_Data for this exercise_
• • • •

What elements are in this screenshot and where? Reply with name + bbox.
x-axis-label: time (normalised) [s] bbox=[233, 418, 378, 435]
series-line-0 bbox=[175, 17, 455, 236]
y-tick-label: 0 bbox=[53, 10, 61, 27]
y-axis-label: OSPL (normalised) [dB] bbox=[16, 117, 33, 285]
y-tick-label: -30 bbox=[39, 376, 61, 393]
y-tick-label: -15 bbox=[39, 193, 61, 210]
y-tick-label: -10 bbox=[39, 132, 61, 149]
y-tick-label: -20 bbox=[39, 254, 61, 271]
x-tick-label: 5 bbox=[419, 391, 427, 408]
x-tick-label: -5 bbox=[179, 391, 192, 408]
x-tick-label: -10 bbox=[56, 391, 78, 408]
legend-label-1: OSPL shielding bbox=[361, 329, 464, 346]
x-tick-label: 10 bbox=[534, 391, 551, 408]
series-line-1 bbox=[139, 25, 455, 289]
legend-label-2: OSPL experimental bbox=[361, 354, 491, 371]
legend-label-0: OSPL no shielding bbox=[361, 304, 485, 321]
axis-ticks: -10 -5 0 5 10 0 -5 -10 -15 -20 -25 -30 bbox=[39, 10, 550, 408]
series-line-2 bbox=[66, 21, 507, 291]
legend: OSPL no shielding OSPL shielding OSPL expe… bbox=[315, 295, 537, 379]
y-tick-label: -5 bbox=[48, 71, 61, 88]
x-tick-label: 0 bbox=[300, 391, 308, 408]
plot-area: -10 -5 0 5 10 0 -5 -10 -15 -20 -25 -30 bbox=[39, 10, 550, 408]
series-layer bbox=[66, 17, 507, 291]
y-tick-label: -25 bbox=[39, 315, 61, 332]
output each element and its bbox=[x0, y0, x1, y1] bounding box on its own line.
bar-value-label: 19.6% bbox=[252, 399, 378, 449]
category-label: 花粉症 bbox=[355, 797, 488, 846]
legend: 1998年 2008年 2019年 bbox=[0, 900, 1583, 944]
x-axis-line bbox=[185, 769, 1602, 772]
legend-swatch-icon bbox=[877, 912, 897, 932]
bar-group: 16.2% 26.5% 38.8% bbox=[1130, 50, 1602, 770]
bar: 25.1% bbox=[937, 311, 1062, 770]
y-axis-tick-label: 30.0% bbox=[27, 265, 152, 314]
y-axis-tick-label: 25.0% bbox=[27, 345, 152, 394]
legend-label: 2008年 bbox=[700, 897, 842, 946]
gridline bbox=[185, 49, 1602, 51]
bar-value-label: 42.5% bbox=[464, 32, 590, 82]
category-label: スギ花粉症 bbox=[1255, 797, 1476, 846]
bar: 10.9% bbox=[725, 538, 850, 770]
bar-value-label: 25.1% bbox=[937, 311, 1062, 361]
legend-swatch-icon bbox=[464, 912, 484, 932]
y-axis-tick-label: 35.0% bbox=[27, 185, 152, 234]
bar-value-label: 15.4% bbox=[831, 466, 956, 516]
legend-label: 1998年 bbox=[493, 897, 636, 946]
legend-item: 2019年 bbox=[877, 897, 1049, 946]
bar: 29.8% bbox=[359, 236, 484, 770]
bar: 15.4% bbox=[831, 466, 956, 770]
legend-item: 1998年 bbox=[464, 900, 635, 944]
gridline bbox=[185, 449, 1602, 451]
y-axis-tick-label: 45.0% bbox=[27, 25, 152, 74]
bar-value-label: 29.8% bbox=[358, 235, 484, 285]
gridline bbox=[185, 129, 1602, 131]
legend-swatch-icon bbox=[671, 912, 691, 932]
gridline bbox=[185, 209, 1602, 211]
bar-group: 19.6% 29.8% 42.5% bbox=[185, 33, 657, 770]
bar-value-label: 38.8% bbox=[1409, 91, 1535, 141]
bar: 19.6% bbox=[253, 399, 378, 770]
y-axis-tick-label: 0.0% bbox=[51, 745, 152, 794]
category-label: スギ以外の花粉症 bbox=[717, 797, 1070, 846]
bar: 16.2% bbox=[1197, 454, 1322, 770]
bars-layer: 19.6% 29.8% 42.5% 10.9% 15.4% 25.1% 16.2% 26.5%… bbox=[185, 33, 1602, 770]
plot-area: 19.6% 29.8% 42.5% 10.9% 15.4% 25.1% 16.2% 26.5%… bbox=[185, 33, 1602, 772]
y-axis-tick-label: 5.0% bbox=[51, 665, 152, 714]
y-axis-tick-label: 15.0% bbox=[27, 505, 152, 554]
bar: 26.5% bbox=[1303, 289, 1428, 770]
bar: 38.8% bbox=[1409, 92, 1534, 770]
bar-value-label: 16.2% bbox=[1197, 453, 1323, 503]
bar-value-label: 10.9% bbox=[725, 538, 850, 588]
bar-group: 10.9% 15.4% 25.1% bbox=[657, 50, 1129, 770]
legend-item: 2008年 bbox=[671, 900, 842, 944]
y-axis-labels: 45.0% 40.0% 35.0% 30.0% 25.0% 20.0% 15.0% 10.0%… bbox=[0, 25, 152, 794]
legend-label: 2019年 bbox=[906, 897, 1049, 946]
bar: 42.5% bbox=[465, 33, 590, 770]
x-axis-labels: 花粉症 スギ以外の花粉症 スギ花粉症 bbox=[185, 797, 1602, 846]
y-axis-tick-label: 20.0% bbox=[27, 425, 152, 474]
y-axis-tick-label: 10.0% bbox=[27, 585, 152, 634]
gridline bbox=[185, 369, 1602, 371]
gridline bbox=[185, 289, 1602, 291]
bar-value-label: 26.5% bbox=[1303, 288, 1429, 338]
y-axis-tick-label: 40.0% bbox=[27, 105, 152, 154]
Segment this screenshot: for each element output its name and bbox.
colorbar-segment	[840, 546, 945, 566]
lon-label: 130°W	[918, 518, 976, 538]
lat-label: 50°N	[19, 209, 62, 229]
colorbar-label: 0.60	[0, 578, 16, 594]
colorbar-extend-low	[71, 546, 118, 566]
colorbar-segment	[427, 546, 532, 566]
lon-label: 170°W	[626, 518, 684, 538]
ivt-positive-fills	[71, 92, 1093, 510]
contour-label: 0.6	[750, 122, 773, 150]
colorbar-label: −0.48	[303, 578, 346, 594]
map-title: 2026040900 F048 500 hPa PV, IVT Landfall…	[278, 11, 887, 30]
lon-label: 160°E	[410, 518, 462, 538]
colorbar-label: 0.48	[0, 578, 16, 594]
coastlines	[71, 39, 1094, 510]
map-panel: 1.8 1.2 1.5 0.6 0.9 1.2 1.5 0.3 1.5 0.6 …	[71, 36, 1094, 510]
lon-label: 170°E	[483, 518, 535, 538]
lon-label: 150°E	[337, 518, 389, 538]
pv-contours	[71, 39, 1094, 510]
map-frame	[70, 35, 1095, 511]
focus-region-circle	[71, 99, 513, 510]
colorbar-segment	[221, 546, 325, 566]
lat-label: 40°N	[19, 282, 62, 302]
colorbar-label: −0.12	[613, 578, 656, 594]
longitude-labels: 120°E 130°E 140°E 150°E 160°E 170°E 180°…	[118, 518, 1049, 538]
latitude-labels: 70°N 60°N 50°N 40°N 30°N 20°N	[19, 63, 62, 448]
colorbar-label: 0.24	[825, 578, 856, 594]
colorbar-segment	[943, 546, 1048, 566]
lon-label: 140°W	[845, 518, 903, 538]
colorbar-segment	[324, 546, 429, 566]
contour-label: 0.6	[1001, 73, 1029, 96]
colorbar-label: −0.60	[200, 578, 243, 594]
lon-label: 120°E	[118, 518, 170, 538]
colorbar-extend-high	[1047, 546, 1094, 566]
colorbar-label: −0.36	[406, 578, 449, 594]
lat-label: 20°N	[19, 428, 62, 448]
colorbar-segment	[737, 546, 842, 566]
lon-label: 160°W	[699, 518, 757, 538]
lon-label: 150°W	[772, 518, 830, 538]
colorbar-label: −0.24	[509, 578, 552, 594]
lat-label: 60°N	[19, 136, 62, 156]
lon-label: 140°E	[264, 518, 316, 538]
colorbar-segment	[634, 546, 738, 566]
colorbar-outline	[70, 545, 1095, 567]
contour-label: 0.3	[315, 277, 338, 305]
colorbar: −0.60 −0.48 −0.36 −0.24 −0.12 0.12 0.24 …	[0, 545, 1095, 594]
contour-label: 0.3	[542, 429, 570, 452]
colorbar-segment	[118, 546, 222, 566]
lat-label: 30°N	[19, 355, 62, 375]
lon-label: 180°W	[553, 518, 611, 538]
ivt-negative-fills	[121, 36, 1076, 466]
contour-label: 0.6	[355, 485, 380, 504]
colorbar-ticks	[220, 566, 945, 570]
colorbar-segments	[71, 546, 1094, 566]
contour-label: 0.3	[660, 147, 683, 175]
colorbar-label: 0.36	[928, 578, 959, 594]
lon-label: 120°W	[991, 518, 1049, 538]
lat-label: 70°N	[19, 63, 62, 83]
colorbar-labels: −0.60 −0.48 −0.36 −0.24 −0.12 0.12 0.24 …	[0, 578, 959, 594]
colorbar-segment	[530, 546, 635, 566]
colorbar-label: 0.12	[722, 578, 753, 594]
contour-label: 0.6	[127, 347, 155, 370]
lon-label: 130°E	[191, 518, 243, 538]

• • • •

Return the data verbatim, from its first line through the line that contains "bar: 15.4% bbox=[831, 466, 956, 770]", with both of those lines included.

What elements are in this screenshot and where? Reply with name + bbox.
x-axis-label: time (normalised) [s] bbox=[233, 418, 378, 435]
series-line-0 bbox=[175, 17, 455, 236]
y-tick-label: 0 bbox=[53, 10, 61, 27]
y-axis-label: OSPL (normalised) [dB] bbox=[16, 117, 33, 285]
y-tick-label: -30 bbox=[39, 376, 61, 393]
y-tick-label: -15 bbox=[39, 193, 61, 210]
y-tick-label: -10 bbox=[39, 132, 61, 149]
y-tick-label: -20 bbox=[39, 254, 61, 271]
x-tick-label: 5 bbox=[419, 391, 427, 408]
x-tick-label: -5 bbox=[179, 391, 192, 408]
x-tick-label: -10 bbox=[56, 391, 78, 408]
legend-label-1: OSPL shielding bbox=[361, 329, 464, 346]
x-tick-label: 10 bbox=[534, 391, 551, 408]
series-line-1 bbox=[139, 25, 455, 289]
legend-label-2: OSPL experimental bbox=[361, 354, 491, 371]
legend-label-0: OSPL no shielding bbox=[361, 304, 485, 321]
axis-ticks: -10 -5 0 5 10 0 -5 -10 -15 -20 -25 -30 bbox=[39, 10, 550, 408]
series-line-2 bbox=[66, 21, 507, 291]
legend: OSPL no shielding OSPL shielding OSPL expe… bbox=[315, 295, 537, 379]
y-tick-label: -5 bbox=[48, 71, 61, 88]
x-tick-label: 0 bbox=[300, 391, 308, 408]
plot-area: -10 -5 0 5 10 0 -5 -10 -15 -20 -25 -30 bbox=[39, 10, 550, 408]
series-layer bbox=[66, 17, 507, 291]
y-tick-label: -25 bbox=[39, 315, 61, 332]
output each element and its bbox=[x0, y0, x1, y1] bounding box on its own line.
bar-value-label: 19.6% bbox=[252, 399, 378, 449]
category-label: 花粉症 bbox=[355, 797, 488, 846]
legend: 1998年 2008年 2019年 bbox=[0, 900, 1583, 944]
x-axis-line bbox=[185, 769, 1602, 772]
legend-swatch-icon bbox=[877, 912, 897, 932]
bar-group: 16.2% 26.5% 38.8% bbox=[1130, 50, 1602, 770]
bar: 25.1% bbox=[937, 311, 1062, 770]
y-axis-tick-label: 30.0% bbox=[27, 265, 152, 314]
y-axis-tick-label: 25.0% bbox=[27, 345, 152, 394]
legend-label: 2008年 bbox=[700, 897, 842, 946]
gridline bbox=[185, 49, 1602, 51]
bar-value-label: 42.5% bbox=[464, 32, 590, 82]
category-label: スギ花粉症 bbox=[1255, 797, 1476, 846]
bar: 10.9% bbox=[725, 538, 850, 770]
bar-value-label: 25.1% bbox=[937, 311, 1062, 361]
legend-swatch-icon bbox=[464, 912, 484, 932]
y-axis-tick-label: 35.0% bbox=[27, 185, 152, 234]
bar-value-label: 15.4% bbox=[831, 466, 956, 516]
legend-label: 1998年 bbox=[493, 897, 636, 946]
legend-item: 2019年 bbox=[877, 897, 1049, 946]
bar: 29.8% bbox=[359, 236, 484, 770]
bar: 15.4% bbox=[831, 466, 956, 770]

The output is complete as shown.